Copy the full set of lines exactly as given.

* begin *

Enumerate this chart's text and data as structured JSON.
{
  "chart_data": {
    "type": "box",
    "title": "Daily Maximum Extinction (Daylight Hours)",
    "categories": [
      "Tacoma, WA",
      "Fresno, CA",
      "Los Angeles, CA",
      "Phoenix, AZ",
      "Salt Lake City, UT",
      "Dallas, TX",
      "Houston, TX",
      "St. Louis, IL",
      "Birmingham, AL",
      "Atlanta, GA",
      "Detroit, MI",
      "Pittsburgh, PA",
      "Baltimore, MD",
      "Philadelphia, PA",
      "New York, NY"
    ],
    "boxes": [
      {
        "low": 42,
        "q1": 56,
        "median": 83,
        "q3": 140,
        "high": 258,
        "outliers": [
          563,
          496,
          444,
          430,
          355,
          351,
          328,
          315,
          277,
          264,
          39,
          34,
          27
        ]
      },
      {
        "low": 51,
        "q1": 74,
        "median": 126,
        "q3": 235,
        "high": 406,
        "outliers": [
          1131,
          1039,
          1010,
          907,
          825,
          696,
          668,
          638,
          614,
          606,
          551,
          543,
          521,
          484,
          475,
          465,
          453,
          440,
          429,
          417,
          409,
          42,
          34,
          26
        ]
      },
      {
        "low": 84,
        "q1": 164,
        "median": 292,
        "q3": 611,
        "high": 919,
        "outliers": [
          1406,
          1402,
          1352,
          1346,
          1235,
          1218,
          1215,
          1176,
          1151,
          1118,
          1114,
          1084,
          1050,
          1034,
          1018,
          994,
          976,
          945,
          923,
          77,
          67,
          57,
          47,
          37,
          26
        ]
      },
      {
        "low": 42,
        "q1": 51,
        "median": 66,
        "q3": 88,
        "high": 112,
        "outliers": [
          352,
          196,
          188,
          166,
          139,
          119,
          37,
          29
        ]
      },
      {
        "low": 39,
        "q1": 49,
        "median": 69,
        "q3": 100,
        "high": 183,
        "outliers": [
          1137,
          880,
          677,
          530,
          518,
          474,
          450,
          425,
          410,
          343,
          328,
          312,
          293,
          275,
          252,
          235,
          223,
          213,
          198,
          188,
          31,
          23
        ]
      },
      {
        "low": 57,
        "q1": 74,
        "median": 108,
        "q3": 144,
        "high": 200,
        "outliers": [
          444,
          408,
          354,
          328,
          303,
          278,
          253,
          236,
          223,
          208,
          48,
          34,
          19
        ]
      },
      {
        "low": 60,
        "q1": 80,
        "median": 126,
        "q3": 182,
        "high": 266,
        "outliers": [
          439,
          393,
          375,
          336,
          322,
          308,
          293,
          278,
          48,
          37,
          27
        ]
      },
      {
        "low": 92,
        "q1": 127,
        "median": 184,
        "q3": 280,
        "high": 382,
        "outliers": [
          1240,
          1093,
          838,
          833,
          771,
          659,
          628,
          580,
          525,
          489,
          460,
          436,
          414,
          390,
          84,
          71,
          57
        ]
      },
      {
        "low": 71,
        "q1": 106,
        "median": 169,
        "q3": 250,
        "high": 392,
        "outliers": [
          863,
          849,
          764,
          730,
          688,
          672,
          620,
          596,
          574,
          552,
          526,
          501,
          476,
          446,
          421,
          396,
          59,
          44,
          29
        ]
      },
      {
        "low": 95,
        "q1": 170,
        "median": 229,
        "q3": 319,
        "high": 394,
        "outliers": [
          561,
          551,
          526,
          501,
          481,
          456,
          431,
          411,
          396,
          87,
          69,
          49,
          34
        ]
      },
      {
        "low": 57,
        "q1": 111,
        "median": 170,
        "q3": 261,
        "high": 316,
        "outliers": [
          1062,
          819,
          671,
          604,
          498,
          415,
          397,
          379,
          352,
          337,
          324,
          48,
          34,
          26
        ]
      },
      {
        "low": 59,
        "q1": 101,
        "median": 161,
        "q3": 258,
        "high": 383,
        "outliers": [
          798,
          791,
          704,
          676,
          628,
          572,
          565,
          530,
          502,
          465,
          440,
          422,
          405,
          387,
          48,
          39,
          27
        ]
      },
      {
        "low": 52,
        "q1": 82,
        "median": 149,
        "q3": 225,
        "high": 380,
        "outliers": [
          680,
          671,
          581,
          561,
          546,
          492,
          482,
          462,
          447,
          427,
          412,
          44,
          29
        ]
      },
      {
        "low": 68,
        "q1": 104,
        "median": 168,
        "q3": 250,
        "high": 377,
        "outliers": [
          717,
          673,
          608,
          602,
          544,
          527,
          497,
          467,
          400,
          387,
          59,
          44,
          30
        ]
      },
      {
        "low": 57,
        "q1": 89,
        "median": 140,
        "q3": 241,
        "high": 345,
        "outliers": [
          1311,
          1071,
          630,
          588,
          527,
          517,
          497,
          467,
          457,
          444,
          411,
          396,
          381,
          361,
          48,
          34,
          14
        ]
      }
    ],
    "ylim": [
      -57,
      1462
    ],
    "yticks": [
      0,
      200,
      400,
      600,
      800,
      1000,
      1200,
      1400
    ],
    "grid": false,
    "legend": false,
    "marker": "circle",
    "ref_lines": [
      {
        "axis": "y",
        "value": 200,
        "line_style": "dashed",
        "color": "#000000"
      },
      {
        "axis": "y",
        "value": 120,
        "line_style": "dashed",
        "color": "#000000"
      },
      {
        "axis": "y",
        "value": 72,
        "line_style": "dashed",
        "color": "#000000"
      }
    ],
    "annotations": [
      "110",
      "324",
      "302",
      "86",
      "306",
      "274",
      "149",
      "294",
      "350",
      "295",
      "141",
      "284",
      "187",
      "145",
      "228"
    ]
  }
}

* end *

→ **COMPLETE RESPONSE**:
Enumerate this chart's text and data as structured JSON.
{
  "chart_data": {
    "type": "box",
    "title": "Daily Maximum Extinction (Daylight Hours)",
    "categories": [
      "Tacoma, WA",
      "Fresno, CA",
      "Los Angeles, CA",
      "Phoenix, AZ",
      "Salt Lake City, UT",
      "Dallas, TX",
      "Houston, TX",
      "St. Louis, IL",
      "Birmingham, AL",
      "Atlanta, GA",
      "Detroit, MI",
      "Pittsburgh, PA",
      "Baltimore, MD",
      "Philadelphia, PA",
      "New York, NY"
    ],
    "boxes": [
      {
        "low": 42,
        "q1": 56,
        "median": 83,
        "q3": 140,
        "high": 258,
        "outliers": [
          563,
          496,
          444,
          430,
          355,
          351,
          328,
          315,
          277,
          264,
          39,
          34,
          27
        ]
      },
      {
        "low": 51,
        "q1": 74,
        "median": 126,
        "q3": 235,
        "high": 406,
        "outliers": [
          1131,
          1039,
          1010,
          907,
          825,
          696,
          668,
          638,
          614,
          606,
          551,
          543,
          521,
          484,
          475,
          465,
          453,
          440,
          429,
          417,
          409,
          42,
          34,
          26
        ]
      },
      {
        "low": 84,
        "q1": 164,
        "median": 292,
        "q3": 611,
        "high": 919,
        "outliers": [
          1406,
          1402,
          1352,
          1346,
          1235,
          1218,
          1215,
          1176,
          1151,
          1118,
          1114,
          1084,
          1050,
          1034,
          1018,
          994,
          976,
          945,
          923,
          77,
          67,
          57,
          47,
          37,
          26
        ]
      },
      {
        "low": 42,
        "q1": 51,
        "median": 66,
        "q3": 88,
        "high": 112,
        "outliers": [
          352,
          196,
          188,
          166,
          139,
          119,
          37,
          29
        ]
      },
      {
        "low": 39,
        "q1": 49,
        "median": 69,
        "q3": 100,
        "high": 183,
        "outliers": [
          1137,
          880,
          677,
          530,
          518,
          474,
          450,
          425,
          410,
          343,
          328,
          312,
          293,
          275,
          252,
          235,
          223,
          213,
          198,
          188,
          31,
          23
        ]
      },
      {
        "low": 57,
        "q1": 74,
        "median": 108,
        "q3": 144,
        "high": 200,
        "outliers": [
          444,
          408,
          354,
          328,
          303,
          278,
          253,
          236,
          223,
          208,
          48,
          34,
          19
        ]
      },
      {
        "low": 60,
        "q1": 80,
        "median": 126,
        "q3": 182,
        "high": 266,
        "outliers": [
          439,
          393,
          375,
          336,
          322,
          308,
          293,
          278,
          48,
          37,
          27
        ]
      },
      {
        "low": 92,
        "q1": 127,
        "median": 184,
        "q3": 280,
        "high": 382,
        "outliers": [
          1240,
          1093,
          838,
          833,
          771,
          659,
          628,
          580,
          525,
          489,
          460,
          436,
          414,
          390,
          84,
          71,
          57
        ]
      },
      {
        "low": 71,
        "q1": 106,
        "median": 169,
        "q3": 250,
        "high": 392,
        "outliers": [
          863,
          849,
          764,
          730,
          688,
          672,
          620,
          596,
          574,
          552,
          526,
          501,
          476,
          446,
          421,
          396,
          59,
          44,
          29
        ]
      },
      {
        "low": 95,
        "q1": 170,
        "median": 229,
        "q3": 319,
        "high": 394,
        "outliers": [
          561,
          551,
          526,
          501,
          481,
          456,
          431,
          411,
          396,
          87,
          69,
          49,
          34
        ]
      },
      {
        "low": 57,
        "q1": 111,
        "median": 170,
        "q3": 261,
        "high": 316,
        "outliers": [
          1062,
          819,
          671,
          604,
          498,
          415,
          397,
          379,
          352,
          337,
          324,
          48,
          34,
          26
        ]
      },
      {
        "low": 59,
        "q1": 101,
        "median": 161,
        "q3": 258,
        "high": 383,
        "outliers": [
          798,
          791,
          704,
          676,
          628,
          572,
          565,
          530,
          502,
          465,
          440,
          422,
          405,
          387,
          48,
          39,
          27
        ]
      },
      {
        "low": 52,
        "q1": 82,
        "median": 149,
        "q3": 225,
        "high": 380,
        "outliers": [
          680,
          671,
          581,
          561,
          546,
          492,
          482,
          462,
          447,
          427,
          412,
          44,
          29
        ]
      },
      {
        "low": 68,
        "q1": 104,
        "median": 168,
        "q3": 250,
        "high": 377,
        "outliers": [
          717,
          673,
          608,
          602,
          544,
          527,
          497,
          467,
          400,
          387,
          59,
          44,
          30
        ]
      },
      {
        "low": 57,
        "q1": 89,
        "median": 140,
        "q3": 241,
        "high": 345,
        "outliers": [
          1311,
          1071,
          630,
          588,
          527,
          517,
          497,
          467,
          457,
          444,
          411,
          396,
          381,
          361,
          48,
          34,
          14
        ]
      }
    ],
    "ylim": [
      -57,
      1462
    ],
    "yticks": [
      0,
      200,
      400,
      600,
      800,
      1000,
      1200,
      1400
    ],
    "grid": false,
    "legend": false,
    "marker": "circle",
    "ref_lines": [
      {
        "axis": "y",
        "value": 200,
        "line_style": "dashed",
        "color": "#000000"
      },
      {
        "axis": "y",
        "value": 120,
        "line_style": "dashed",
        "color": "#000000"
      },
      {
        "axis": "y",
        "value": 72,
        "line_style": "dashed",
        "color": "#000000"
      }
    ],
    "annotations": [
      "110",
      "324",
      "302",
      "86",
      "306",
      "274",
      "149",
      "294",
      "350",
      "295",
      "141",
      "284",
      "187",
      "145",
      "228"
    ]
  }
}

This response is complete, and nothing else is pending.